**Information supplied**
-- -- --
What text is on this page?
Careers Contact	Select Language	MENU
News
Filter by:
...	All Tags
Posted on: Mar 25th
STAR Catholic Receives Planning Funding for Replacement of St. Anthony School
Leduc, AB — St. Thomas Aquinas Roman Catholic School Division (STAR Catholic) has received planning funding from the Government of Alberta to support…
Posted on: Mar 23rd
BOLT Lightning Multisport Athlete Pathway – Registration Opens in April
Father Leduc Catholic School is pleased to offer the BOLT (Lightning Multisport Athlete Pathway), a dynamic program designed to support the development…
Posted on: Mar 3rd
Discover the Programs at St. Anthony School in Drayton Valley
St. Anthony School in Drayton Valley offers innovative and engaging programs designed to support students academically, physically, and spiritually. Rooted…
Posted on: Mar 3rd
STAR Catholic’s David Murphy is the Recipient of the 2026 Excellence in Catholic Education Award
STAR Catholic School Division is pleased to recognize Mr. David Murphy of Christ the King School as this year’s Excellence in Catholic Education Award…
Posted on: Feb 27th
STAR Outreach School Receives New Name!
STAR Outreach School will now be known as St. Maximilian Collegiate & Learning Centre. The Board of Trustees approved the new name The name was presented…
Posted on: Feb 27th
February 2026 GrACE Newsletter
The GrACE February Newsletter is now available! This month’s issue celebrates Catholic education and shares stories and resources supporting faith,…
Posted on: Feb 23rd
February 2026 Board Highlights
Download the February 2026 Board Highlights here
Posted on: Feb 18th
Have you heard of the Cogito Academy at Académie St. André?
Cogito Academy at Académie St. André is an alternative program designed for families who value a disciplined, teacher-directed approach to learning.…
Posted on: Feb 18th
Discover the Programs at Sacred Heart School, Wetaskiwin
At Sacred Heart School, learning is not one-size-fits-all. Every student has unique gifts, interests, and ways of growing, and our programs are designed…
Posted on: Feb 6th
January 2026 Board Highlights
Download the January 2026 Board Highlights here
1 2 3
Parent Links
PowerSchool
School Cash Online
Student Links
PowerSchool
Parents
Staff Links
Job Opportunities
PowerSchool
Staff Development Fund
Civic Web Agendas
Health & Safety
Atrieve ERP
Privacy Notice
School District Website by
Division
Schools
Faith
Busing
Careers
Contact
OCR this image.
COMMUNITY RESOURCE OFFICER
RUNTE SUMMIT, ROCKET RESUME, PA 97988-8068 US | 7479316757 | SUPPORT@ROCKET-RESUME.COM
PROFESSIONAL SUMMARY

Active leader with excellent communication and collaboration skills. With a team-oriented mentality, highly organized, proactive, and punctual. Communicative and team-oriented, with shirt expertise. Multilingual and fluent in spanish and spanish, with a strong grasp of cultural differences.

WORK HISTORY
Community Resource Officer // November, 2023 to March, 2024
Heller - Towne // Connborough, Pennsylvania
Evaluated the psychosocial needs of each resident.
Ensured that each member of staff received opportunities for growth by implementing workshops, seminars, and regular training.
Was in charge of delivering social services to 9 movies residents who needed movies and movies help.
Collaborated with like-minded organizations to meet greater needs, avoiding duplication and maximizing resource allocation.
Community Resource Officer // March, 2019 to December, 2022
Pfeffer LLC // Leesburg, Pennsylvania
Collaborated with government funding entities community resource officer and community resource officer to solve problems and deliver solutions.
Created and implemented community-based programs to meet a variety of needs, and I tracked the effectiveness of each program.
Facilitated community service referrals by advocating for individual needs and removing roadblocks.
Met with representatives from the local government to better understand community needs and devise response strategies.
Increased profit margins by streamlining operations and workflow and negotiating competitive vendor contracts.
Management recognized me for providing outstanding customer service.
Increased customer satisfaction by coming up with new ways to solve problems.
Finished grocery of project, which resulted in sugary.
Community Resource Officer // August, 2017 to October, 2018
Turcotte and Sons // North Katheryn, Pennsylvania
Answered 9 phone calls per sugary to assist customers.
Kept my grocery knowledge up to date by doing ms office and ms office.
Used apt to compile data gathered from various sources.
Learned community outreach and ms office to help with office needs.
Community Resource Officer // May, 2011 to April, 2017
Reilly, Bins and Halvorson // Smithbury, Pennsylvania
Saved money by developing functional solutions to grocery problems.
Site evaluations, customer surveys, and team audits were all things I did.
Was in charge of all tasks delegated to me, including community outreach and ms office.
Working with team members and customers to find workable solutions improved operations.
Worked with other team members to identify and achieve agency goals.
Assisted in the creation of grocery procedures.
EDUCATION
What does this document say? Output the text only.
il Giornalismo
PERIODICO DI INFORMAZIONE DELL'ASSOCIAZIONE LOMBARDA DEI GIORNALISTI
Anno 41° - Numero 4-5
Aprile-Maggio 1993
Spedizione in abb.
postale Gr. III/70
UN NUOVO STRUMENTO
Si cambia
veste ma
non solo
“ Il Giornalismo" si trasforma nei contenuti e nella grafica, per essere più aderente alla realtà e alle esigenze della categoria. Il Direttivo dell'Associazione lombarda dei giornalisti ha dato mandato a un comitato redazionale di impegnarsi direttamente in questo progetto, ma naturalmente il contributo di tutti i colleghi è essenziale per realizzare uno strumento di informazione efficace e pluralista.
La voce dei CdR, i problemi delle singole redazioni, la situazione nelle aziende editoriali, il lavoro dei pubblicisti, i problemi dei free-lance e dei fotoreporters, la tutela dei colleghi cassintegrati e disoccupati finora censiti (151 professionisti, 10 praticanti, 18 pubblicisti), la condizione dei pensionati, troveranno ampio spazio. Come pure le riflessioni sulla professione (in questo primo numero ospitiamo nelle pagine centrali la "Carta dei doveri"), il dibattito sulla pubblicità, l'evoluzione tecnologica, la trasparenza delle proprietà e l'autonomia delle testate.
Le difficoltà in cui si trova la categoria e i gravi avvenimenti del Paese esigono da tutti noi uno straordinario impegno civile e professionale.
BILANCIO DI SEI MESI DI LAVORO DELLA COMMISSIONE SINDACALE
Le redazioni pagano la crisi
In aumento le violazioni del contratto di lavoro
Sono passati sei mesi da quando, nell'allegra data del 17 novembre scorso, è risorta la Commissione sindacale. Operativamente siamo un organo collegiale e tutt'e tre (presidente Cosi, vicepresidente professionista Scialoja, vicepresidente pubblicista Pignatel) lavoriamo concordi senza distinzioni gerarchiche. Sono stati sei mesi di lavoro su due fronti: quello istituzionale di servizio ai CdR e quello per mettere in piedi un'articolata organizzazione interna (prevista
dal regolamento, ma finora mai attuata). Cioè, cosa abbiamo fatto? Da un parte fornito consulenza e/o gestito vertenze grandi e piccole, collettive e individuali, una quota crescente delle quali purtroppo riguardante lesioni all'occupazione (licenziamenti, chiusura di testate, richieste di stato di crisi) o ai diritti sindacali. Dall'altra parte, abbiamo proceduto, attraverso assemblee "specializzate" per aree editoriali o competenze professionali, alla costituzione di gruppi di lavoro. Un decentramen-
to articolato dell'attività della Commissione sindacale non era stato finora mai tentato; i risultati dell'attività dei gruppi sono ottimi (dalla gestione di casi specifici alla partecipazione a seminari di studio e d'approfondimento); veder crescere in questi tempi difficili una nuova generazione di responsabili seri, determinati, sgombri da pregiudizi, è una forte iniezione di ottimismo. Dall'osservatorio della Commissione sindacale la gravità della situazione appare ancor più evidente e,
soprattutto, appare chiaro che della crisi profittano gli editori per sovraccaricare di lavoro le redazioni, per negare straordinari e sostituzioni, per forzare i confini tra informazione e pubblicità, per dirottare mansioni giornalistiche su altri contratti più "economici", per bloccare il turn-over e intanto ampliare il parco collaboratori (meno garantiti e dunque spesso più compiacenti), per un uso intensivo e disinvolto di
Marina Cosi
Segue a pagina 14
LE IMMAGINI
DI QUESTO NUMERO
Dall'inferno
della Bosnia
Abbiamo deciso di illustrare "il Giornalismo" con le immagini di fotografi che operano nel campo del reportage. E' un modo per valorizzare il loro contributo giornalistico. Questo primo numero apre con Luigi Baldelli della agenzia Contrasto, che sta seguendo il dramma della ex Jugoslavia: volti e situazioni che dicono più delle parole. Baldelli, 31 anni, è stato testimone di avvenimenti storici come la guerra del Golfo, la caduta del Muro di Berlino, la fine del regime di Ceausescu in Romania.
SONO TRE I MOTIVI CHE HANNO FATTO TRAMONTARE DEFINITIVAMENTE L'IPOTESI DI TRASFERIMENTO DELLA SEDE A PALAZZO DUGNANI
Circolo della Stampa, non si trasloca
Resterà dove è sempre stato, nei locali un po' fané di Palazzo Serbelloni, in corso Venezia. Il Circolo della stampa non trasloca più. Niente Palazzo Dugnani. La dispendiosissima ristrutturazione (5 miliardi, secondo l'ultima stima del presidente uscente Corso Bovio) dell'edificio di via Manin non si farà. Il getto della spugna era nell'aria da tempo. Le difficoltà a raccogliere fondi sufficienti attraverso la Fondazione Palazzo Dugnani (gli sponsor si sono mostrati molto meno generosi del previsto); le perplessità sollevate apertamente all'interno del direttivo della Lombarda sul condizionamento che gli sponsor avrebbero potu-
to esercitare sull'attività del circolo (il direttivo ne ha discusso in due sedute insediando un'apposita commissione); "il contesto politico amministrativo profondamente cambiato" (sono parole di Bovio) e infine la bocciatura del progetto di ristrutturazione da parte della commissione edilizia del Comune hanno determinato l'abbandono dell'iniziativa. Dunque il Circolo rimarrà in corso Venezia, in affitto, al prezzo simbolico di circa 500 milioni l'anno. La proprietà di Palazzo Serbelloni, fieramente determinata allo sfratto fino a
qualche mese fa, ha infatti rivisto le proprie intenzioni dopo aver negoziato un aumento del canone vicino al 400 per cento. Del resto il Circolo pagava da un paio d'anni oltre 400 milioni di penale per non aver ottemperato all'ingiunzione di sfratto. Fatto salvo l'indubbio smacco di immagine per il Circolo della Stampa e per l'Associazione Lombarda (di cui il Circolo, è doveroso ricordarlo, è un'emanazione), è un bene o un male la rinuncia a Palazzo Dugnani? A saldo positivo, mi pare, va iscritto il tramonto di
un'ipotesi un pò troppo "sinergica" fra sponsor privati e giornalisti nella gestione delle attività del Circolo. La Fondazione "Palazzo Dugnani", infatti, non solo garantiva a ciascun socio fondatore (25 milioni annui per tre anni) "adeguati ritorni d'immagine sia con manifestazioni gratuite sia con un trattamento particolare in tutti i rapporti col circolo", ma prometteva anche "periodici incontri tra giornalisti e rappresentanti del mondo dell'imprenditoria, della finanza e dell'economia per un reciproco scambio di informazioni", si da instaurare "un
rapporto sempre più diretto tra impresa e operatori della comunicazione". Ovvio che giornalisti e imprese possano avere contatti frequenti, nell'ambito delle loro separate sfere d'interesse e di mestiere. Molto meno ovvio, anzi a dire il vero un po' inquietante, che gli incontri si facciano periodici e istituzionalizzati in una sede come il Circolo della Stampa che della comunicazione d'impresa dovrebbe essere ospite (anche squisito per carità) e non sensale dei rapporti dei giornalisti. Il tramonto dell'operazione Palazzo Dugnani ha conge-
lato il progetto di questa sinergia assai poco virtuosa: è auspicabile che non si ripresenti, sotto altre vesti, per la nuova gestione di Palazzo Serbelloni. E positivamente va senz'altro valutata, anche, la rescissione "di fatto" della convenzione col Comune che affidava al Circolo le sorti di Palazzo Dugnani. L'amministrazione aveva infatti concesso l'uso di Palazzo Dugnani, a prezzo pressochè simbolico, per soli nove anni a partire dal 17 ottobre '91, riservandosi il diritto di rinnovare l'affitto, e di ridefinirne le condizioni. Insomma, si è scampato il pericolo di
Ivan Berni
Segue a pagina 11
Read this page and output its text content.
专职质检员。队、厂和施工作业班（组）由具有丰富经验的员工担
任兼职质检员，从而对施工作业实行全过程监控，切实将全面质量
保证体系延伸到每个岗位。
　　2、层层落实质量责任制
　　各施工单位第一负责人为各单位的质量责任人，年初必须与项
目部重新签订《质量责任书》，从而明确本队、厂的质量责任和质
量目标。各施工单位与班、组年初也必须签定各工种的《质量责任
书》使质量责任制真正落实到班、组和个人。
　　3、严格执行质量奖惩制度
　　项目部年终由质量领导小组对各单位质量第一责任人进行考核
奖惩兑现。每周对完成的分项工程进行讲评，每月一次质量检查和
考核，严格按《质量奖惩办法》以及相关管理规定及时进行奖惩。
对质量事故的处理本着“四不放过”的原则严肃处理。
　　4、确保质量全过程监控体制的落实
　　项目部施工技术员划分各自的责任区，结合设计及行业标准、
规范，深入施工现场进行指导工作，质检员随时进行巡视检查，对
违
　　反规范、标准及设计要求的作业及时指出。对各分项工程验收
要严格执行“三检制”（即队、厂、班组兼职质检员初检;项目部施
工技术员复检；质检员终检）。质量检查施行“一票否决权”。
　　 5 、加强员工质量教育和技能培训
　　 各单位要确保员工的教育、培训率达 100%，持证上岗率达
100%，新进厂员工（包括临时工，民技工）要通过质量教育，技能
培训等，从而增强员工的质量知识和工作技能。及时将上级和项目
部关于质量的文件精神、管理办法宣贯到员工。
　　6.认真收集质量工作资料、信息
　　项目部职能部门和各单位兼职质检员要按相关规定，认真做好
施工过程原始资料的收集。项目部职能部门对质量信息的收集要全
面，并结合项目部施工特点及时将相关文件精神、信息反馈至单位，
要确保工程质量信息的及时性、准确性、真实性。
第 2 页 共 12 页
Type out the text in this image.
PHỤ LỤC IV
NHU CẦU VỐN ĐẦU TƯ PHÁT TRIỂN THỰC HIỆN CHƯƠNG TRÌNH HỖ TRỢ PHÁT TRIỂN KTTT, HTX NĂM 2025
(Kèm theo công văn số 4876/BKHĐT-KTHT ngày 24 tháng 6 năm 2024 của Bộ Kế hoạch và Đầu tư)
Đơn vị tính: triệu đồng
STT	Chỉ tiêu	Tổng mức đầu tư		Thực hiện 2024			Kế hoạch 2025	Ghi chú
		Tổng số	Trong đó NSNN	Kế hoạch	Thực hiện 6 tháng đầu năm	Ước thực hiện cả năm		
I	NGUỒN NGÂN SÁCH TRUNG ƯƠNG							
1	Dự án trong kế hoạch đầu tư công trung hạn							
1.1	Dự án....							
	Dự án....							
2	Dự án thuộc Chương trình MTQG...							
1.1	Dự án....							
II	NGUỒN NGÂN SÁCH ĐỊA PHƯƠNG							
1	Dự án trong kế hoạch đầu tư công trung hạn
-- -- --
**What to produce**
Your task is to reproduce, exactly and exclusively, the lines from the one holding "Type out the text in this image." through the final line of the listing.

**Answer for the task**
Type out the text in this image.
PHỤ LỤC IV
NHU CẦU VỐN ĐẦU TƯ PHÁT TRIỂN THỰC HIỆN CHƯƠNG TRÌNH HỖ TRỢ PHÁT TRIỂN KTTT, HTX NĂM 2025
(Kèm theo công văn số 4876/BKHĐT-KTHT ngày 24 tháng 6 năm 2024 của Bộ Kế hoạch và Đầu tư)
Đơn vị tính: triệu đồng
STT	Chỉ tiêu	Tổng mức đầu tư		Thực hiện 2024			Kế hoạch 2025	Ghi chú
		Tổng số	Trong đó NSNN	Kế hoạch	Thực hiện 6 tháng đầu năm	Ước thực hiện cả năm		
I	NGUỒN NGÂN SÁCH TRUNG ƯƠNG							
1	Dự án trong kế hoạch đầu tư công trung hạn							
1.1	Dự án....							
	Dự án....							
2	Dự án thuộc Chương trình MTQG...							
1.1	Dự án....							
II	NGUỒN NGÂN SÁCH ĐỊA PHƯƠNG							
1	Dự án trong kế hoạch đầu tư công trung hạn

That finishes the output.